Extracted data entries:

+++

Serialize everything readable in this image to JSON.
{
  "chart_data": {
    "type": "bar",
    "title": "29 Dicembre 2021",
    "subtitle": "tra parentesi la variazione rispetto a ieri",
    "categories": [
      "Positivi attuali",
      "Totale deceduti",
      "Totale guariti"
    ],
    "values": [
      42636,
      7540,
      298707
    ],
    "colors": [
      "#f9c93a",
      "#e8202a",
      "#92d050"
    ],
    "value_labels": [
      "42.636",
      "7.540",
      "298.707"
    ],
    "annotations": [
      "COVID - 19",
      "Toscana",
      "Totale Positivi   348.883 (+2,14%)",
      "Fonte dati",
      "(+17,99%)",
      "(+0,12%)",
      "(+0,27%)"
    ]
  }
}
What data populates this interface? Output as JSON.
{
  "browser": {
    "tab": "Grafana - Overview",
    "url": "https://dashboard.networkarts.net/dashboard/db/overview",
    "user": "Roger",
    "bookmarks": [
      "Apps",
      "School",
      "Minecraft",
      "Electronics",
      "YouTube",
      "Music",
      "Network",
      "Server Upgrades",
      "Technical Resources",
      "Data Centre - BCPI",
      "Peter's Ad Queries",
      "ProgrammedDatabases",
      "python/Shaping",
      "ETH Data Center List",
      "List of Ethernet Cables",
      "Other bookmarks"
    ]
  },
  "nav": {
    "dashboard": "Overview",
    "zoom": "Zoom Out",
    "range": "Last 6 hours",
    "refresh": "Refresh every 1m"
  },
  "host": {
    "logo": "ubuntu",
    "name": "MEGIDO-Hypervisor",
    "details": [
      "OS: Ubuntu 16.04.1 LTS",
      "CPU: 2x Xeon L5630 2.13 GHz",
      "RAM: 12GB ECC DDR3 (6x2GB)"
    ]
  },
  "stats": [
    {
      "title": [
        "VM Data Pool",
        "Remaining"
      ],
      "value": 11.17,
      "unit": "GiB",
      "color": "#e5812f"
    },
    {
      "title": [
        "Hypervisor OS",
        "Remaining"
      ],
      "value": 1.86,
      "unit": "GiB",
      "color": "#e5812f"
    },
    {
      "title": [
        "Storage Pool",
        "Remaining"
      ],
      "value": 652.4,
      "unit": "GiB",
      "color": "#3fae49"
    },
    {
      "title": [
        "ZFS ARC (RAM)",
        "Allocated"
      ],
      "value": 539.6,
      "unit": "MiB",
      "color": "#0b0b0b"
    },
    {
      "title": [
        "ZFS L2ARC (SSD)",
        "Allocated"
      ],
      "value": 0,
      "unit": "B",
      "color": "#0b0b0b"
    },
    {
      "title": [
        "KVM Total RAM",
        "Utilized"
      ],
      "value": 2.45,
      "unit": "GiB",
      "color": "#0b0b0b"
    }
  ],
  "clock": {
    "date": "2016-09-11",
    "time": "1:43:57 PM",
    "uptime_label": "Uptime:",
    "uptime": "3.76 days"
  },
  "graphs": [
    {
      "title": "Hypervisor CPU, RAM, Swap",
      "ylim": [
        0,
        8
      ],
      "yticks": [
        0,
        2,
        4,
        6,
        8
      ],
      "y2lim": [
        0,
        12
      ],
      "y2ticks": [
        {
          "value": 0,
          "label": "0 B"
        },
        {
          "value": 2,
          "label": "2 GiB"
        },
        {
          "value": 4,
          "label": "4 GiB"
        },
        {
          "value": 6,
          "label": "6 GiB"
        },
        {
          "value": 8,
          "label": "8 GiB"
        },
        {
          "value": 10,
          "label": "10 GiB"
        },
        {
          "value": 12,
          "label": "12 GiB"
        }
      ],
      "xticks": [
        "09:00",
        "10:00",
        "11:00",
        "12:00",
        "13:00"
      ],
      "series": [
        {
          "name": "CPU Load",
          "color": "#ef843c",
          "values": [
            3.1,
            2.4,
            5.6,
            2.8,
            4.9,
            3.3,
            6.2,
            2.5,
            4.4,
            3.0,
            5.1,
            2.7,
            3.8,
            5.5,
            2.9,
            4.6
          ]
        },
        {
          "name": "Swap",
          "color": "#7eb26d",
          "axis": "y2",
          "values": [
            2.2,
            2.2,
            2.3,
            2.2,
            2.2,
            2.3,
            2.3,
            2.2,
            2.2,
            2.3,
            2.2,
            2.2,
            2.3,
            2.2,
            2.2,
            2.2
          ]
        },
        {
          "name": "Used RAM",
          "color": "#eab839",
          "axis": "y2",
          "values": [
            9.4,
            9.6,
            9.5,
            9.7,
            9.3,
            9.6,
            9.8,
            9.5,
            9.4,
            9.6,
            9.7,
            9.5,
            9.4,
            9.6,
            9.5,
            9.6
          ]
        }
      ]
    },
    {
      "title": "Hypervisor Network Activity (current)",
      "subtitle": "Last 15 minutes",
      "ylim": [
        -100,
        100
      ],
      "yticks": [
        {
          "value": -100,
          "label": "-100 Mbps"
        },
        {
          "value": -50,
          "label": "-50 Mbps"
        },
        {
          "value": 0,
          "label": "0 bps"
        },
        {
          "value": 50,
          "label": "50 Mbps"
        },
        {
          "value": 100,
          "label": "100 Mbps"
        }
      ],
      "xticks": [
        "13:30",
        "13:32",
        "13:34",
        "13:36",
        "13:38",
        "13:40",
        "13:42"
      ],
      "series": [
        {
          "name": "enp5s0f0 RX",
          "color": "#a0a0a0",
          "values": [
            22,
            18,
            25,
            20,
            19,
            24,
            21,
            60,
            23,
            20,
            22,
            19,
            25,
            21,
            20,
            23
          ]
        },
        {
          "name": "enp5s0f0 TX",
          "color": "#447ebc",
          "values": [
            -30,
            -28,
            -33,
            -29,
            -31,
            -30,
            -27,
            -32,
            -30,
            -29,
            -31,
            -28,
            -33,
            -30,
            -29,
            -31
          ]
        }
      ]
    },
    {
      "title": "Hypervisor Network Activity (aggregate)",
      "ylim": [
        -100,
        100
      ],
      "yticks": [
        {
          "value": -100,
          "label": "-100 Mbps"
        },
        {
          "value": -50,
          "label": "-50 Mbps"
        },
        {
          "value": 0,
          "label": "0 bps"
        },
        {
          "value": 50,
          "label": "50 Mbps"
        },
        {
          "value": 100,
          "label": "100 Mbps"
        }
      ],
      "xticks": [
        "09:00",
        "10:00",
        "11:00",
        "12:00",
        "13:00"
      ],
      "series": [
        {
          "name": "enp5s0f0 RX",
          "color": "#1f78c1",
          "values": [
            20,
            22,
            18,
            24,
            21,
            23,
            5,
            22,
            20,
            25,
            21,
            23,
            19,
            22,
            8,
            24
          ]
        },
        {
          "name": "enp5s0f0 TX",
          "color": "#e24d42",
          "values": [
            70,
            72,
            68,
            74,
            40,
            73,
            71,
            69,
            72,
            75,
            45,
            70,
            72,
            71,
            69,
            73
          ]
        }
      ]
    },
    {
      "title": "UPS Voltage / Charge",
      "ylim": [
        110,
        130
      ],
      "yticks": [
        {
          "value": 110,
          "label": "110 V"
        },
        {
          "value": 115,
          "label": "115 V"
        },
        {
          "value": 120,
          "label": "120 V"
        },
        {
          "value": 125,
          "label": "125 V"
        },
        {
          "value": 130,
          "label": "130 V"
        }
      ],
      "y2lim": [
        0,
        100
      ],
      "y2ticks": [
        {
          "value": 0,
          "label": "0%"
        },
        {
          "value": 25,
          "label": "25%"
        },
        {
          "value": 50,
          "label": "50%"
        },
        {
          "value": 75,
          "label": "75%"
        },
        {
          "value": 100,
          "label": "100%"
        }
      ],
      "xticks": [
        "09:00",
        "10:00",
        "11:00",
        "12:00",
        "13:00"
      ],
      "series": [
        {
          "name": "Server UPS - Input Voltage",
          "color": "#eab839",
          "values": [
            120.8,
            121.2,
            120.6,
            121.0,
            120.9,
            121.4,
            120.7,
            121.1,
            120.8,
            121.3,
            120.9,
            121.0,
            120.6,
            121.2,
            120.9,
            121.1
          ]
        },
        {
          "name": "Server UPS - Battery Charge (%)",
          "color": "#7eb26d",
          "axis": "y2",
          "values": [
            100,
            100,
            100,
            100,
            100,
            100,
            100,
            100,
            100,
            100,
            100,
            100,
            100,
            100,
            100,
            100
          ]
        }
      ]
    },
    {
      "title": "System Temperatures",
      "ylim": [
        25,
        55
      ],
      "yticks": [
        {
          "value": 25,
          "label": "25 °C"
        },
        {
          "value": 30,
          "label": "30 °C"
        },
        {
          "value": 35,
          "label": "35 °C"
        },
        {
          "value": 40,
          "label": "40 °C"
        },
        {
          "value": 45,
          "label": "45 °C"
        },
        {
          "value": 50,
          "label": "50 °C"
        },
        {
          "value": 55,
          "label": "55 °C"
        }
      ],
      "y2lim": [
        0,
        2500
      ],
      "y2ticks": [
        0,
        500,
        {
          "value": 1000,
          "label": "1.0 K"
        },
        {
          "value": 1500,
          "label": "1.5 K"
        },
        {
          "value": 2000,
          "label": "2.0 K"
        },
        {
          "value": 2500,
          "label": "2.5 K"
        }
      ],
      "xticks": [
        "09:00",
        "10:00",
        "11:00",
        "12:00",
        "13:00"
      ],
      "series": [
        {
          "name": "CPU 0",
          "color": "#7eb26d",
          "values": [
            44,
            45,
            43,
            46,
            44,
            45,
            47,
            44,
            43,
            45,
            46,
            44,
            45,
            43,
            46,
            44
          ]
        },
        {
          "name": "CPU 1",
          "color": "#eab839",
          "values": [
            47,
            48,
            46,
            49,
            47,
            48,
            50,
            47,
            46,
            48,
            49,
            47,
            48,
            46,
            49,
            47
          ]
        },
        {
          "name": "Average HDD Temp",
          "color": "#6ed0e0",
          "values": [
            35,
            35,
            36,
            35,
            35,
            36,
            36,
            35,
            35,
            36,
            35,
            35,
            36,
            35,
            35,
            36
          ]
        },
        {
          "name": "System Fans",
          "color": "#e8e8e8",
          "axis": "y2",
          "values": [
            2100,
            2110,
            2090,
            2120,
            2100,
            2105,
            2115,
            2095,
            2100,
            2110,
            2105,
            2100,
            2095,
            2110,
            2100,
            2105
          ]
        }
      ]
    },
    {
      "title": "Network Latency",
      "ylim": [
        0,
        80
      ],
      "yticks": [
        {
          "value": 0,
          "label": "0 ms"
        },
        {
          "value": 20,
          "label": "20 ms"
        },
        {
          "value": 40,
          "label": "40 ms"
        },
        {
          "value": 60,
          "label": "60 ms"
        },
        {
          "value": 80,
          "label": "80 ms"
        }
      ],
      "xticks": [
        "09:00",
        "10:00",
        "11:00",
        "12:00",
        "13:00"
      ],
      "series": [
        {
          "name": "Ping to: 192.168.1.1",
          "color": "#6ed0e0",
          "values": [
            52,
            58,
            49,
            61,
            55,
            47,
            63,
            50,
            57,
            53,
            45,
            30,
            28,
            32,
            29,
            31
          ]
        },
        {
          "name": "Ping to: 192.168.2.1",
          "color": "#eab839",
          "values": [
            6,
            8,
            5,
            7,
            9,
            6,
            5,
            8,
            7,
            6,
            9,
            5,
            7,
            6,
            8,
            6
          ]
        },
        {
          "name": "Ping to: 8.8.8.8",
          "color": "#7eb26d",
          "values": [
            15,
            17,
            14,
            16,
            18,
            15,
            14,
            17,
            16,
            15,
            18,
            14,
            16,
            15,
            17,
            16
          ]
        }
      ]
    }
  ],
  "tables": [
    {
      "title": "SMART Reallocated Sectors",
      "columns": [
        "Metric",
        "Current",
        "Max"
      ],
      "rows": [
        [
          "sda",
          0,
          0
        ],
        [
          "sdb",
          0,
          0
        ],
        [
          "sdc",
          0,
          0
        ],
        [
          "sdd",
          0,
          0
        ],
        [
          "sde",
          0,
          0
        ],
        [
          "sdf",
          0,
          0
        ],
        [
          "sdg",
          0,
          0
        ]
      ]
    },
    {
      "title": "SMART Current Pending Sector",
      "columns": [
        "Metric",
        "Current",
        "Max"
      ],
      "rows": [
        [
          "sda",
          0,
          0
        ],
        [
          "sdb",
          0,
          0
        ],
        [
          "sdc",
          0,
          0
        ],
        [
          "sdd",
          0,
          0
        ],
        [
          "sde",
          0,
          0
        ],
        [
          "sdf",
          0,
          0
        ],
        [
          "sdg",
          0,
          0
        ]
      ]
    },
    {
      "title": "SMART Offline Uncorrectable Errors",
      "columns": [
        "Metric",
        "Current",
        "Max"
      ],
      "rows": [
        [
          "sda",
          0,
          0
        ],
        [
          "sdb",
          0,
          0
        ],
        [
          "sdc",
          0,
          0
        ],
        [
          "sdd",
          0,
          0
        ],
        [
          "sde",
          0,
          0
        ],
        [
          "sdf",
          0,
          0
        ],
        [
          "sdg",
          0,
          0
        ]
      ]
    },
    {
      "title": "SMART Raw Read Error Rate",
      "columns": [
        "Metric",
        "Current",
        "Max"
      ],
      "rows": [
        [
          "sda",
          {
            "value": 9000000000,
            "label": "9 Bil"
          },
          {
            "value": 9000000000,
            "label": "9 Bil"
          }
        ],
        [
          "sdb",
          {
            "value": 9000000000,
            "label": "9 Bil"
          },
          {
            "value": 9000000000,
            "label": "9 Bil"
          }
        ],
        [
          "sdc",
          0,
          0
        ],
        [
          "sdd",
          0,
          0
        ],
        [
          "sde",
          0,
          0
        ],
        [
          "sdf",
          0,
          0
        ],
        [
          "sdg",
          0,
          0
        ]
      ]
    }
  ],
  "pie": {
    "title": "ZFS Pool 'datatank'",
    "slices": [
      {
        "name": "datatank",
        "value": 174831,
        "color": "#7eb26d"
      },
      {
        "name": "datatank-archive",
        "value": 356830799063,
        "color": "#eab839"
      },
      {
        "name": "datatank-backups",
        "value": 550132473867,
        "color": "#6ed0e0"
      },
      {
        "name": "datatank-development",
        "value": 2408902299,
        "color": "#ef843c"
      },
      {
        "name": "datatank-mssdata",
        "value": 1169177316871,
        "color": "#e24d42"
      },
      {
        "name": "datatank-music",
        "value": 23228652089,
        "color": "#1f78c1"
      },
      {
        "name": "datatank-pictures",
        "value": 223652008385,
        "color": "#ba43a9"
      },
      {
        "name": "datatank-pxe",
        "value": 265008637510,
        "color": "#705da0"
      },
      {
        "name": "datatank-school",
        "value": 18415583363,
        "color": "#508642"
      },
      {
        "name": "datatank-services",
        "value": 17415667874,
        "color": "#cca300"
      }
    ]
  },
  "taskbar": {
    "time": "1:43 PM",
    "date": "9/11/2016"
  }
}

+++

WRITTEN PROBLEM - Take every line above carrying "List" and return it.

SOLUTION FOR THIS TASK -
      "ETH Data Center List",
      "List of Ethernet Cables",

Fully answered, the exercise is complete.